> _What to do_
Repeat each line word for word.

--------------------

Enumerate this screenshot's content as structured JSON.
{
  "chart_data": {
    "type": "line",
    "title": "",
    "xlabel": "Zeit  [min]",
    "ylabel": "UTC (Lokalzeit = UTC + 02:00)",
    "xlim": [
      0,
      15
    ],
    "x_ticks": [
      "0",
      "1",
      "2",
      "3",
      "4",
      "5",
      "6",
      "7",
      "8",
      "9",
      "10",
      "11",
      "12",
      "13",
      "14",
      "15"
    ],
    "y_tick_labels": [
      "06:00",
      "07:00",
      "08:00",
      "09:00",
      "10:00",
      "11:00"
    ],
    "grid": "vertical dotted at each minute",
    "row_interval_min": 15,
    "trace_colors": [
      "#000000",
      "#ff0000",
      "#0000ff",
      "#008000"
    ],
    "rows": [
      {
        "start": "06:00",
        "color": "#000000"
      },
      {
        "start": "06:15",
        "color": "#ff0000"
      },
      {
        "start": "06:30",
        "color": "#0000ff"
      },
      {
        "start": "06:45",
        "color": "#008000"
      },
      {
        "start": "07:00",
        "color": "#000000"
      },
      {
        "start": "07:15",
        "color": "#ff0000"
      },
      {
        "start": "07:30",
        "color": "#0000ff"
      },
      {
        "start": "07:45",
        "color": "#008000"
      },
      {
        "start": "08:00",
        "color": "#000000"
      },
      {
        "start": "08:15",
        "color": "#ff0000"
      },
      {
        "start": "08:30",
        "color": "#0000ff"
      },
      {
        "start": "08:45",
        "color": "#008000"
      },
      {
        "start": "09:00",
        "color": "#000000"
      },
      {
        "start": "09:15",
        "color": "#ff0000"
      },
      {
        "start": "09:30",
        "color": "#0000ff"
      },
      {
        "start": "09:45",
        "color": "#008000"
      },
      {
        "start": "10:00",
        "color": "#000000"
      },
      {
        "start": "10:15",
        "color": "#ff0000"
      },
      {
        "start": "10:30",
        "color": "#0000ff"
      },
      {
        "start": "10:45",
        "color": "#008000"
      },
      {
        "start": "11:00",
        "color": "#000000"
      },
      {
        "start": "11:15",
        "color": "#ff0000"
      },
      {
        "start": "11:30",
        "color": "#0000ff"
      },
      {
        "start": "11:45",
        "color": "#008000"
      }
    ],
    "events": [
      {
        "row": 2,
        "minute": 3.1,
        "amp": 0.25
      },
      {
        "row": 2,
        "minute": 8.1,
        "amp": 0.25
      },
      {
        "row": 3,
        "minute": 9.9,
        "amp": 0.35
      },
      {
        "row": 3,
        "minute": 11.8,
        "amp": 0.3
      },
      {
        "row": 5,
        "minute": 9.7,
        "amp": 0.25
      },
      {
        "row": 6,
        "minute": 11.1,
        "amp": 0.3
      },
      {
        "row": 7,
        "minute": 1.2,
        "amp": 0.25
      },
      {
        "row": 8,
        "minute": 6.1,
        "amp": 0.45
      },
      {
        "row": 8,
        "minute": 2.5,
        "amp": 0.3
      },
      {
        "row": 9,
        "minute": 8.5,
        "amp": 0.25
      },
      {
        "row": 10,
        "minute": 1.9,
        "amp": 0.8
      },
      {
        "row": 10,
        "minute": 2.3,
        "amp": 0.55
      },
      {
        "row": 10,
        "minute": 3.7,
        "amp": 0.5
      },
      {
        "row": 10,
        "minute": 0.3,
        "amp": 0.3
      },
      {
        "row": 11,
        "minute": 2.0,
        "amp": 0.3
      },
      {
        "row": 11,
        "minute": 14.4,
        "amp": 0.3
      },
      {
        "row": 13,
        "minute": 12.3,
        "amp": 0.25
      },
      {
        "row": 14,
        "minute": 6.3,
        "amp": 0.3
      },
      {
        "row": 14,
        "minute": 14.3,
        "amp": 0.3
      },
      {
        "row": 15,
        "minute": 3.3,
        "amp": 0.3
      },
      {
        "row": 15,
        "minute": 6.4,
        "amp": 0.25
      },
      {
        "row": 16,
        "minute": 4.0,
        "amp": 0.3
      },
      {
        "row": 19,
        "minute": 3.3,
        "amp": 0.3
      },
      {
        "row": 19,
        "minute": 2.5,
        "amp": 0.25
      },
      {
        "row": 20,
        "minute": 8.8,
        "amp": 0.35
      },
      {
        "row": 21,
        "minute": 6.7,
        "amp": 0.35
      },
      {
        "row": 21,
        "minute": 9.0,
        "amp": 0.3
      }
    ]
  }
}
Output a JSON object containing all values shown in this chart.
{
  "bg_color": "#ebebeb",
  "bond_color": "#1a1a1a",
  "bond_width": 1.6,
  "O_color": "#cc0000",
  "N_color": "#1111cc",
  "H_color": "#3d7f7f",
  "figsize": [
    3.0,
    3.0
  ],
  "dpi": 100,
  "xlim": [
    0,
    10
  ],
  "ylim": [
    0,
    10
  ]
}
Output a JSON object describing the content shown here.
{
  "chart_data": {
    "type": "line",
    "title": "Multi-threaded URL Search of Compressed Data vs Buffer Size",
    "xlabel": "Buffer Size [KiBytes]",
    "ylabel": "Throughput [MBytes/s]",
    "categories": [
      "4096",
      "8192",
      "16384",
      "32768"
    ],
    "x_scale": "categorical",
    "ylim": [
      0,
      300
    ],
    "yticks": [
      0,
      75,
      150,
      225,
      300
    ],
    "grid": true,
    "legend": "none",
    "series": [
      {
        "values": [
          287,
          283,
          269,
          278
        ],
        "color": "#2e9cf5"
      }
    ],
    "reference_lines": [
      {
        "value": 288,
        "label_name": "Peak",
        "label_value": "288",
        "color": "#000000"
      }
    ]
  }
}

--------------------

> _Full answer_
Enumerate this screenshot's content as structured JSON.
{
  "chart_data": {
    "type": "line",
    "title": "",
    "xlabel": "Zeit  [min]",
    "ylabel": "UTC (Lokalzeit = UTC + 02:00)",
    "xlim": [
      0,
      15
    ],
    "x_ticks": [
      "0",
      "1",
      "2",
      "3",
      "4",
      "5",
      "6",
      "7",
      "8",
      "9",
      "10",
      "11",
      "12",
      "13",
      "14",
      "15"
    ],
    "y_tick_labels": [
      "06:00",
      "07:00",
      "08:00",
      "09:00",
      "10:00",
      "11:00"
    ],
    "grid": "vertical dotted at each minute",
    "row_interval_min": 15,
    "trace_colors": [
      "#000000",
      "#ff0000",
      "#0000ff",
      "#008000"
    ],
    "rows": [
      {
        "start": "06:00",
        "color": "#000000"
      },
      {
        "start": "06:15",
        "color": "#ff0000"
      },
      {
        "start": "06:30",
        "color": "#0000ff"
      },
      {
        "start": "06:45",
        "color": "#008000"
      },
      {
        "start": "07:00",
        "color": "#000000"
      },
      {
        "start": "07:15",
        "color": "#ff0000"
      },
      {
        "start": "07:30",
        "color": "#0000ff"
      },
      {
        "start": "07:45",
        "color": "#008000"
      },
      {
        "start": "08:00",
        "color": "#000000"
      },
      {
        "start": "08:15",
        "color": "#ff0000"
      },
      {
        "start": "08:30",
        "color": "#0000ff"
      },
      {
        "start": "08:45",
        "color": "#008000"
      },
      {
        "start": "09:00",
        "color": "#000000"
      },
      {
        "start": "09:15",
        "color": "#ff0000"
      },
      {
        "start": "09:30",
        "color": "#0000ff"
      },
      {
        "start": "09:45",
        "color": "#008000"
      },
      {
        "start": "10:00",
        "color": "#000000"
      },
      {
        "start": "10:15",
        "color": "#ff0000"
      },
      {
        "start": "10:30",
        "color": "#0000ff"
      },
      {
        "start": "10:45",
        "color": "#008000"
      },
      {
        "start": "11:00",
        "color": "#000000"
      },
      {
        "start": "11:15",
        "color": "#ff0000"
      },
      {
        "start": "11:30",
        "color": "#0000ff"
      },
      {
        "start": "11:45",
        "color": "#008000"
      }
    ],
    "events": [
      {
        "row": 2,
        "minute": 3.1,
        "amp": 0.25
      },
      {
        "row": 2,
        "minute": 8.1,
        "amp": 0.25
      },
      {
        "row": 3,
        "minute": 9.9,
        "amp": 0.35
      },
      {
        "row": 3,
        "minute": 11.8,
        "amp": 0.3
      },
      {
        "row": 5,
        "minute": 9.7,
        "amp": 0.25
      },
      {
        "row": 6,
        "minute": 11.1,
        "amp": 0.3
      },
      {
        "row": 7,
        "minute": 1.2,
        "amp": 0.25
      },
      {
        "row": 8,
        "minute": 6.1,
        "amp": 0.45
      },
      {
        "row": 8,
        "minute": 2.5,
        "amp": 0.3
      },
      {
        "row": 9,
        "minute": 8.5,
        "amp": 0.25
      },
      {
        "row": 10,
        "minute": 1.9,
        "amp": 0.8
      },
      {
        "row": 10,
        "minute": 2.3,
        "amp": 0.55
      },
      {
        "row": 10,
        "minute": 3.7,
        "amp": 0.5
      },
      {
        "row": 10,
        "minute": 0.3,
        "amp": 0.3
      },
      {
        "row": 11,
        "minute": 2.0,
        "amp": 0.3
      },
      {
        "row": 11,
        "minute": 14.4,
        "amp": 0.3
      },
      {
        "row": 13,
        "minute": 12.3,
        "amp": 0.25
      },
      {
        "row": 14,
        "minute": 6.3,
        "amp": 0.3
      },
      {
        "row": 14,
        "minute": 14.3,
        "amp": 0.3
      },
      {
        "row": 15,
        "minute": 3.3,
        "amp": 0.3
      },
      {
        "row": 15,
        "minute": 6.4,
        "amp": 0.25
      },
      {
        "row": 16,
        "minute": 4.0,
        "amp": 0.3
      },
      {
        "row": 19,
        "minute": 3.3,
        "amp": 0.3
      },
      {
        "row": 19,
        "minute": 2.5,
        "amp": 0.25
      },
      {
        "row": 20,
        "minute": 8.8,
        "amp": 0.35
      },
      {
        "row": 21,
        "minute": 6.7,
        "amp": 0.35
      },
      {
        "row": 21,
        "minute": 9.0,
        "amp": 0.3
      }
    ]
  }
}
Output a JSON object containing all values shown in this chart.
{
  "bg_color": "#ebebeb",
  "bond_color": "#1a1a1a",
  "bond_width": 1.6,
  "O_color": "#cc0000",
  "N_color": "#1111cc",
  "H_color": "#3d7f7f",
  "figsize": [
    3.0,
    3.0
  ],
  "dpi": 100,
  "xlim": [
    0,
    10
  ],
  "ylim": [
    0,
    10
  ]
}
Output a JSON object describing the content shown here.
{
  "chart_data": {
    "type": "line",
    "title": "Multi-threaded URL Search of Compressed Data vs Buffer Size",
    "xlabel": "Buffer Size [KiBytes]",
    "ylabel": "Throughput [MBytes/s]",
    "categories": [
      "4096",
      "8192",
      "16384",
      "32768"
    ],
    "x_scale": "categorical",
    "ylim": [
      0,
      300
    ],
    "yticks": [
      0,
      75,
      150,
      225,
      300
    ],
    "grid": true,
    "legend": "none",
    "series": [
      {
        "values": [
          287,
          283,
          269,
          278
        ],
        "color": "#2e9cf5"
      }
    ],
    "reference_lines": [
      {
        "value": 288,
        "label_name": "Peak",
        "label_value": "288",
        "color": "#000000"
      }
    ]
  }
}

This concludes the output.